WORK TO BE COMPLETED - Report only the number of lines in the records that contain the word "听下面的录音".

SOURCE MATERIAL -
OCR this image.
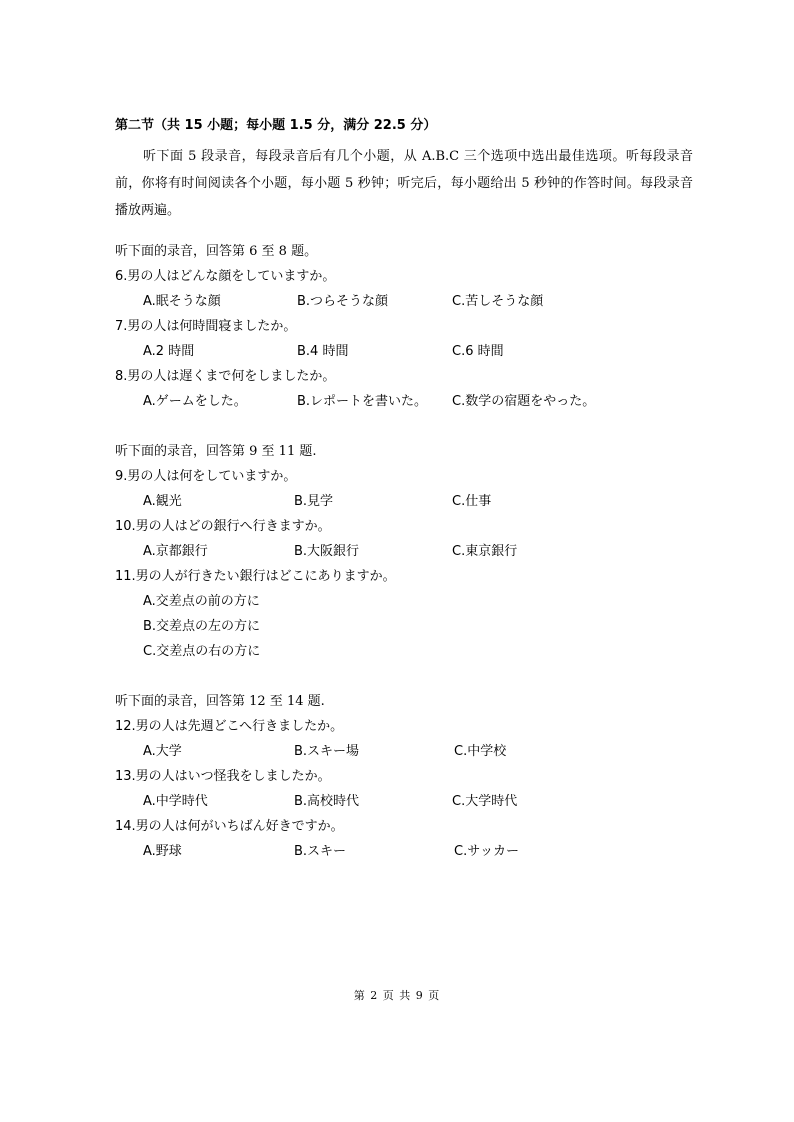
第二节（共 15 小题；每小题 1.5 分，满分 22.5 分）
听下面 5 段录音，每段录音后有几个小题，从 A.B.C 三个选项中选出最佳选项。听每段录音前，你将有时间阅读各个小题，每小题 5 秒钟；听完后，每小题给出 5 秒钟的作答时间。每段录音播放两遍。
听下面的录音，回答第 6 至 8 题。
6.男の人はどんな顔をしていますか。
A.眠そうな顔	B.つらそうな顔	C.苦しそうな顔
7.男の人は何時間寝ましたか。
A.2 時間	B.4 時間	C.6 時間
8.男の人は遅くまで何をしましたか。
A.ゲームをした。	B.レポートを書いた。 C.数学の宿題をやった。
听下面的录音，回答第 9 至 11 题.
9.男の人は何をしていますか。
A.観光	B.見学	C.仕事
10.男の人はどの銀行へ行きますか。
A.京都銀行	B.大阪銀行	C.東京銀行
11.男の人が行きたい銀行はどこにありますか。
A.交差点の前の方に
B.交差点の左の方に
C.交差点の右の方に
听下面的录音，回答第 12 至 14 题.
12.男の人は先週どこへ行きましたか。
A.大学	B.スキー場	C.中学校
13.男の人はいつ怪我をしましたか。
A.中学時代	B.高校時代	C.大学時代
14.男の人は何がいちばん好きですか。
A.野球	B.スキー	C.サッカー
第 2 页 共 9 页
---
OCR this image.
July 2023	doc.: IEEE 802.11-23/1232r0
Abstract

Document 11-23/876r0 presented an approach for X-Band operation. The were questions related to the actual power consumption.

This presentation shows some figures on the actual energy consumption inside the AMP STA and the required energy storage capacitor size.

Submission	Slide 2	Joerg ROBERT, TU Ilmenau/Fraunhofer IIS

EXPECTED ANSWER - 3